** PROVIDED DATA **
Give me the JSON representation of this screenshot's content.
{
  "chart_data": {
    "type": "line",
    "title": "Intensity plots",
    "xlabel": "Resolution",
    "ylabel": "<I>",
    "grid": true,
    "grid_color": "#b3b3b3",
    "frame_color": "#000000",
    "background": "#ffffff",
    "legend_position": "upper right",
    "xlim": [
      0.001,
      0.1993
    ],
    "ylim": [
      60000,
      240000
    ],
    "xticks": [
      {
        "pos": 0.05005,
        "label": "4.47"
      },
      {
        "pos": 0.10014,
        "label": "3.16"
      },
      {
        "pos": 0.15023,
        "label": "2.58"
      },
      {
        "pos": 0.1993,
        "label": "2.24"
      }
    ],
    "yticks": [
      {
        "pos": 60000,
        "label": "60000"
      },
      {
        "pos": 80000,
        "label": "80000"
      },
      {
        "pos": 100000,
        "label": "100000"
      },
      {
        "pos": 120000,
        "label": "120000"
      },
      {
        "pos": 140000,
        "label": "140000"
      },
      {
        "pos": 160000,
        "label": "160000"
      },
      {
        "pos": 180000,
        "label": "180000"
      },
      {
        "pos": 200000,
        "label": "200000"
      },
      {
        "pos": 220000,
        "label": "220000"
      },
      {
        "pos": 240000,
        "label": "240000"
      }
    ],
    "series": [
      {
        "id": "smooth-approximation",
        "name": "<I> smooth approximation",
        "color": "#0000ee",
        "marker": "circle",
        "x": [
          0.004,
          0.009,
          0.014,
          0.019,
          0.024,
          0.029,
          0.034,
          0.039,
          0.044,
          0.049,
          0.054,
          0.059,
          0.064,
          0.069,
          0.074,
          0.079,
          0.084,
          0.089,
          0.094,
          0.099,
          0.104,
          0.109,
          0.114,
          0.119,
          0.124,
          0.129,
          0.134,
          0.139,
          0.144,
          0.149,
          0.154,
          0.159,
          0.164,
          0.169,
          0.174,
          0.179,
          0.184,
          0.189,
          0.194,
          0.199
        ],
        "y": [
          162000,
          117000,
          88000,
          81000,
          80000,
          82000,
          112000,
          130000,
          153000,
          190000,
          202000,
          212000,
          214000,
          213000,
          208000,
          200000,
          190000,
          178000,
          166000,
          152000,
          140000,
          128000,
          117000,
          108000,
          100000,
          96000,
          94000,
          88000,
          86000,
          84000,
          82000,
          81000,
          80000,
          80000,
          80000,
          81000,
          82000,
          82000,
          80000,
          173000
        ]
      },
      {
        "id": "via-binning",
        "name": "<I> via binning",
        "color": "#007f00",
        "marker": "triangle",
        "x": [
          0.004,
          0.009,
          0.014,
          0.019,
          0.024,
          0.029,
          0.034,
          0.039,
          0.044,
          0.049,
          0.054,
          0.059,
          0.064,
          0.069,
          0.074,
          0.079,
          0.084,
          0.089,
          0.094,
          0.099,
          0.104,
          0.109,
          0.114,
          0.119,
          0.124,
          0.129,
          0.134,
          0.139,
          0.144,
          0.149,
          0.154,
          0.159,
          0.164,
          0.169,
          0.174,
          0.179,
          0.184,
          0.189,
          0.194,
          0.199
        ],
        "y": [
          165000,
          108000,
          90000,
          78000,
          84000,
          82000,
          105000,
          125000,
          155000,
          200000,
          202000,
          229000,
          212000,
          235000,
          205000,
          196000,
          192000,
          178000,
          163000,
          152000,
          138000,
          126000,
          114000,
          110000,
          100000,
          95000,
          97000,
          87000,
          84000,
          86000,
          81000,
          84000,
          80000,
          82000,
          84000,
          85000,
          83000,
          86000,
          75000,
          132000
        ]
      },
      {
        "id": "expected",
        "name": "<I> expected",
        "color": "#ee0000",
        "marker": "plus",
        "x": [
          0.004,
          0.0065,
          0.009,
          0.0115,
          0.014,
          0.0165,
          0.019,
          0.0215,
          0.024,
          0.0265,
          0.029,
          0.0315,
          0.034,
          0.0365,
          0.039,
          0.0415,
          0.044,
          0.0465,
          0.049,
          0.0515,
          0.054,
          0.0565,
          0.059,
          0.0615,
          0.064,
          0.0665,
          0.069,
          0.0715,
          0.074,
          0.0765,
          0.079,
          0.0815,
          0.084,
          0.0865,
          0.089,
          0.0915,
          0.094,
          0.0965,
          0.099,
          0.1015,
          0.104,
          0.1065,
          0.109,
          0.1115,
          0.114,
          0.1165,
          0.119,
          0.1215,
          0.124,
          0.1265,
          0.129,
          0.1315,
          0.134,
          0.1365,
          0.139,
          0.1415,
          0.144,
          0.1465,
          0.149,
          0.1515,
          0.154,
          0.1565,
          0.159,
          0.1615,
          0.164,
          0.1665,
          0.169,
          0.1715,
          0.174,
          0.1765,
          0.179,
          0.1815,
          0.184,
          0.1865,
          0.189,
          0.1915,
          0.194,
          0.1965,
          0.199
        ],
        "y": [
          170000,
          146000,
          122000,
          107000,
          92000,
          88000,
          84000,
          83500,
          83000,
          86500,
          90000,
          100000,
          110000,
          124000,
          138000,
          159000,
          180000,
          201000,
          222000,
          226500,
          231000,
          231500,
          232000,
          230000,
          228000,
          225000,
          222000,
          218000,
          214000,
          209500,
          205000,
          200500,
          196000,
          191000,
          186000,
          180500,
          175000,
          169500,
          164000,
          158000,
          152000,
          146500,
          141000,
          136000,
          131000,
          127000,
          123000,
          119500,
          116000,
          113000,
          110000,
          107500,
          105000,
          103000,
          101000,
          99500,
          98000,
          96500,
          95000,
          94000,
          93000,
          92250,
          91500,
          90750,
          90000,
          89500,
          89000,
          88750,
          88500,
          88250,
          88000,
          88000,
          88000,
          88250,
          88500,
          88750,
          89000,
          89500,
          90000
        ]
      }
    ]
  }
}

** INSTRUCTIONS TO FOLLOW **
Return all of the data exactly as it reads.

** TASK RESULT **
Give me the JSON representation of this screenshot's content.
{
  "chart_data": {
    "type": "line",
    "title": "Intensity plots",
    "xlabel": "Resolution",
    "ylabel": "<I>",
    "grid": true,
    "grid_color": "#b3b3b3",
    "frame_color": "#000000",
    "background": "#ffffff",
    "legend_position": "upper right",
    "xlim": [
      0.001,
      0.1993
    ],
    "ylim": [
      60000,
      240000
    ],
    "xticks": [
      {
        "pos": 0.05005,
        "label": "4.47"
      },
      {
        "pos": 0.10014,
        "label": "3.16"
      },
      {
        "pos": 0.15023,
        "label": "2.58"
      },
      {
        "pos": 0.1993,
        "label": "2.24"
      }
    ],
    "yticks": [
      {
        "pos": 60000,
        "label": "60000"
      },
      {
        "pos": 80000,
        "label": "80000"
      },
      {
        "pos": 100000,
        "label": "100000"
      },
      {
        "pos": 120000,
        "label": "120000"
      },
      {
        "pos": 140000,
        "label": "140000"
      },
      {
        "pos": 160000,
        "label": "160000"
      },
      {
        "pos": 180000,
        "label": "180000"
      },
      {
        "pos": 200000,
        "label": "200000"
      },
      {
        "pos": 220000,
        "label": "220000"
      },
      {
        "pos": 240000,
        "label": "240000"
      }
    ],
    "series": [
      {
        "id": "smooth-approximation",
        "name": "<I> smooth approximation",
        "color": "#0000ee",
        "marker": "circle",
        "x": [
          0.004,
          0.009,
          0.014,
          0.019,
          0.024,
          0.029,
          0.034,
          0.039,
          0.044,
          0.049,
          0.054,
          0.059,
          0.064,
          0.069,
          0.074,
          0.079,
          0.084,
          0.089,
          0.094,
          0.099,
          0.104,
          0.109,
          0.114,
          0.119,
          0.124,
          0.129,
          0.134,
          0.139,
          0.144,
          0.149,
          0.154,
          0.159,
          0.164,
          0.169,
          0.174,
          0.179,
          0.184,
          0.189,
          0.194,
          0.199
        ],
        "y": [
          162000,
          117000,
          88000,
          81000,
          80000,
          82000,
          112000,
          130000,
          153000,
          190000,
          202000,
          212000,
          214000,
          213000,
          208000,
          200000,
          190000,
          178000,
          166000,
          152000,
          140000,
          128000,
          117000,
          108000,
          100000,
          96000,
          94000,
          88000,
          86000,
          84000,
          82000,
          81000,
          80000,
          80000,
          80000,
          81000,
          82000,
          82000,
          80000,
          173000
        ]
      },
      {
        "id": "via-binning",
        "name": "<I> via binning",
        "color": "#007f00",
        "marker": "triangle",
        "x": [
          0.004,
          0.009,
          0.014,
          0.019,
          0.024,
          0.029,
          0.034,
          0.039,
          0.044,
          0.049,
          0.054,
          0.059,
          0.064,
          0.069,
          0.074,
          0.079,
          0.084,
          0.089,
          0.094,
          0.099,
          0.104,
          0.109,
          0.114,
          0.119,
          0.124,
          0.129,
          0.134,
          0.139,
          0.144,
          0.149,
          0.154,
          0.159,
          0.164,
          0.169,
          0.174,
          0.179,
          0.184,
          0.189,
          0.194,
          0.199
        ],
        "y": [
          165000,
          108000,
          90000,
          78000,
          84000,
          82000,
          105000,
          125000,
          155000,
          200000,
          202000,
          229000,
          212000,
          235000,
          205000,
          196000,
          192000,
          178000,
          163000,
          152000,
          138000,
          126000,
          114000,
          110000,
          100000,
          95000,
          97000,
          87000,
          84000,
          86000,
          81000,
          84000,
          80000,
          82000,
          84000,
          85000,
          83000,
          86000,
          75000,
          132000
        ]
      },
      {
        "id": "expected",
        "name": "<I> expected",
        "color": "#ee0000",
        "marker": "plus",
        "x": [
          0.004,
          0.0065,
          0.009,
          0.0115,
          0.014,
          0.0165,
          0.019,
          0.0215,
          0.024,
          0.0265,
          0.029,
          0.0315,
          0.034,
          0.0365,
          0.039,
          0.0415,
          0.044,
          0.0465,
          0.049,
          0.0515,
          0.054,
          0.0565,
          0.059,
          0.0615,
          0.064,
          0.0665,
          0.069,
          0.0715,
          0.074,
          0.0765,
          0.079,
          0.0815,
          0.084,
          0.0865,
          0.089,
          0.0915,
          0.094,
          0.0965,
          0.099,
          0.1015,
          0.104,
          0.1065,
          0.109,
          0.1115,
          0.114,
          0.1165,
          0.119,
          0.1215,
          0.124,
          0.1265,
          0.129,
          0.1315,
          0.134,
          0.1365,
          0.139,
          0.1415,
          0.144,
          0.1465,
          0.149,
          0.1515,
          0.154,
          0.1565,
          0.159,
          0.1615,
          0.164,
          0.1665,
          0.169,
          0.1715,
          0.174,
          0.1765,
          0.179,
          0.1815,
          0.184,
          0.1865,
          0.189,
          0.1915,
          0.194,
          0.1965,
          0.199
        ],
        "y": [
          170000,
          146000,
          122000,
          107000,
          92000,
          88000,
          84000,
          83500,
          83000,
          86500,
          90000,
          100000,
          110000,
          124000,
          138000,
          159000,
          180000,
          201000,
          222000,
          226500,
          231000,
          231500,
          232000,
          230000,
          228000,
          225000,
          222000,
          218000,
          214000,
          209500,
          205000,
          200500,
          196000,
          191000,
          186000,
          180500,
          175000,
          169500,
          164000,
          158000,
          152000,
          146500,
          141000,
          136000,
          131000,
          127000,
          123000,
          119500,
          116000,
          113000,
          110000,
          107500,
          105000,
          103000,
          101000,
          99500,
          98000,
          96500,
          95000,
          94000,
          93000,
          92250,
          91500,
          90750,
          90000,
          89500,
          89000,
          88750,
          88500,
          88250,
          88000,
          88000,
          88000,
          88250,
          88500,
          88750,
          89000,
          89500,
          90000
        ]
      }
    ]
  }
}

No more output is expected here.